— START TEXT SEGMENT —
“The quiet accumulation of urban elements rooted in daily life” #2
This is the second part of a two-parter on two Tokyo houses: see the previous post on Ryue Nishizawa’s Moriyama House for more context and references. The subtitle of these pieces, “The quiet accumulation of urban elements rooted in daily life”, is a Koh Kitayama line, repeated below.)
I recently took advantage of jetlag to do a very early morning visit to Sou Fujimoto’s House NA, completed in 2011. Up with the first wave of commuters, actually before rush hour, I took a few subway lines from Ginza, for perhaps 45 minutes, out to the ‘typical’ Tokyo suburb of Koenji.






Koenji is typical, but also full of interest, comprising the tangles — sometimes grids, sometimes not — of small streets typical of Japanese cities. I could spend all day in these streets, essentially residential yet dotted with shops, bars, restaurants and workplaces in an entirely organic fashion (as Ryue Nishizawa notes, if Tokyo has a masterplan, it’s difficult to see it. And it’s all the better for it.) The streets possess a perfect scale and density for pedestrians and bikes, yet are just large enough to let small vehicles, like taxis or service vehicles, through. They’re are innately future-proofed in this sense, unlike most British, Australian, American and indeed many European streets.
— END TEXT SEGMENT —
— START DATA SEGMENT —
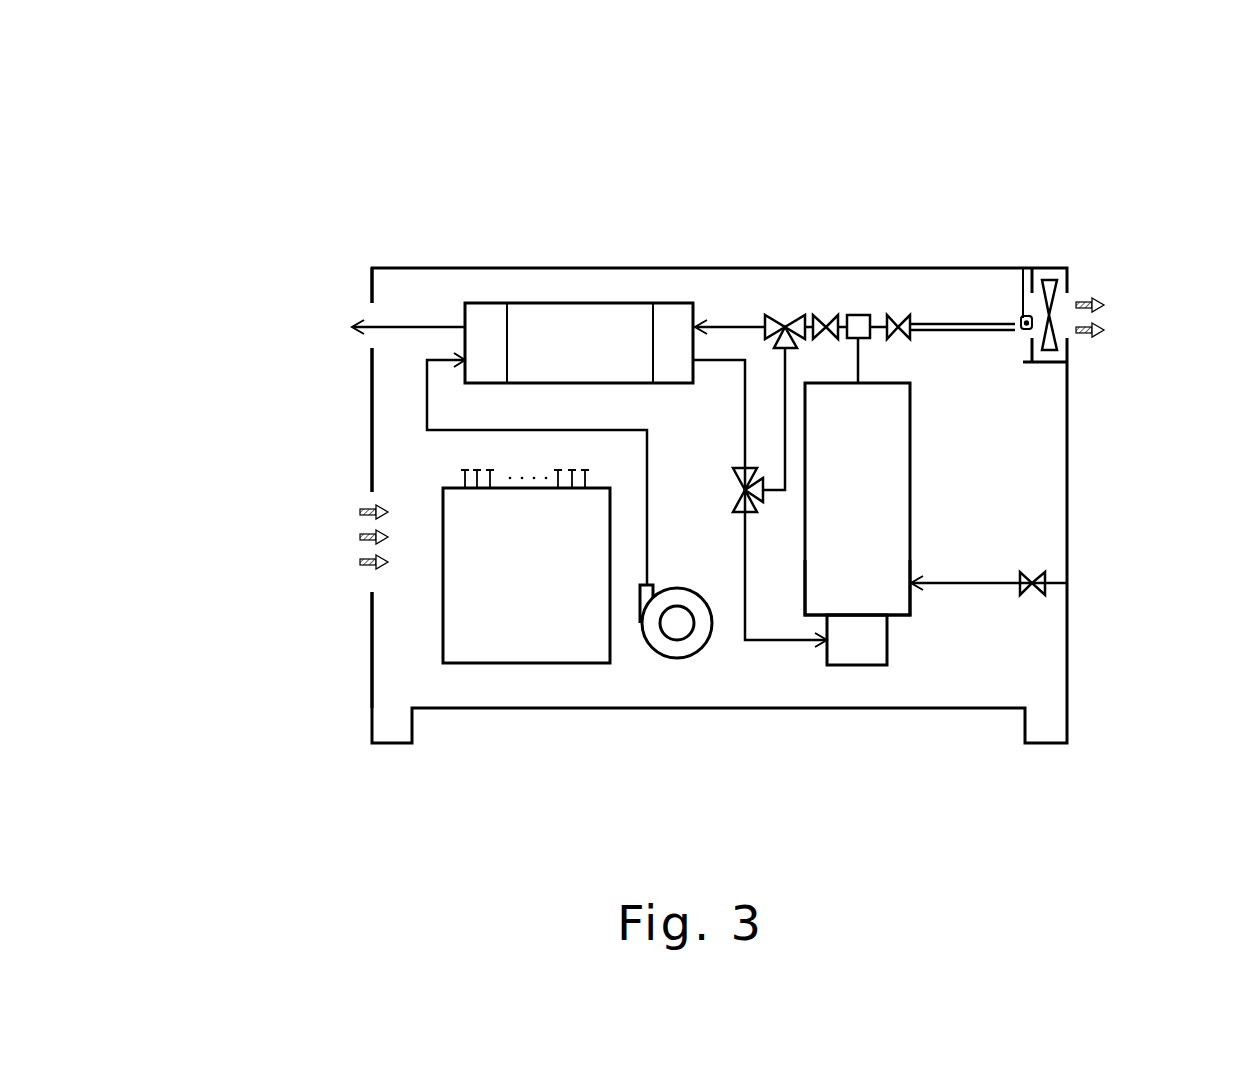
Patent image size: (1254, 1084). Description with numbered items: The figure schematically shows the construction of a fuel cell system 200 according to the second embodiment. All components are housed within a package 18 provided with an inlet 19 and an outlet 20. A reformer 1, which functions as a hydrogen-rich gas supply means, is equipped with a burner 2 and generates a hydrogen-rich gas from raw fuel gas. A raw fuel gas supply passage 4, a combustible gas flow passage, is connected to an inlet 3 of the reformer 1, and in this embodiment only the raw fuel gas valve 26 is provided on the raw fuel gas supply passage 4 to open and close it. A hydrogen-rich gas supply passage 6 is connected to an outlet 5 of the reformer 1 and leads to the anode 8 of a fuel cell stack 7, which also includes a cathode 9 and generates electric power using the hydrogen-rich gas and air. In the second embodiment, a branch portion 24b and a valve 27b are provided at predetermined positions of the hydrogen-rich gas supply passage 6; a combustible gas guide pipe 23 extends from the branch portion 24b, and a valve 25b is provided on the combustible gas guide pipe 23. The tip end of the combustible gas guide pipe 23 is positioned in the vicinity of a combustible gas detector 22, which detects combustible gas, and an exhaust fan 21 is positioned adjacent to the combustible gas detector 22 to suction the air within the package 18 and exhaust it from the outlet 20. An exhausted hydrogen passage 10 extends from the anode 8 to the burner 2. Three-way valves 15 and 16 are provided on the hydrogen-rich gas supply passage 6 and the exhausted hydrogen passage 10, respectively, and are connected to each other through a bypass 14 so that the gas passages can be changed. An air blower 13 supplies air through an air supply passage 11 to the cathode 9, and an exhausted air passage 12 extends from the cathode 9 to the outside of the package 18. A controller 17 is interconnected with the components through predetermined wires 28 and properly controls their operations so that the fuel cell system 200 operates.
— END DATA SEGMENT —
#### TASK DESCRIPTION
Can you carry on the account of the early-morning visit to Sou Fujimoto's House NA in Koenji, starting right after its final sentence?

#### RESPONSE FOR THIS EXERCISE
The incredible heterogeneity of housing is also a key feature of these typical Tokyo streets, with every single house different to the next. I see the same patterns in the much-older, more preserved Kyoto, too. It’s a wonderfully diverse patterning, and it’s immediately obvious how homogenous and limited the typical ‘Anglo’ housing offer is, in contrast. Ironically, in societies where individual ‘market choice’ is apparently valued above all, and with a well-developed sense of individualism, our housing is not diverse at all; the north London I live in is essentially serried ranks of thousands of terraced or semi-detached houses, as if carpet-bombed from the sky by the late-Victorians. Here in Japan, a place that many in the West see as a highly conformist society, every single house is gloriously different.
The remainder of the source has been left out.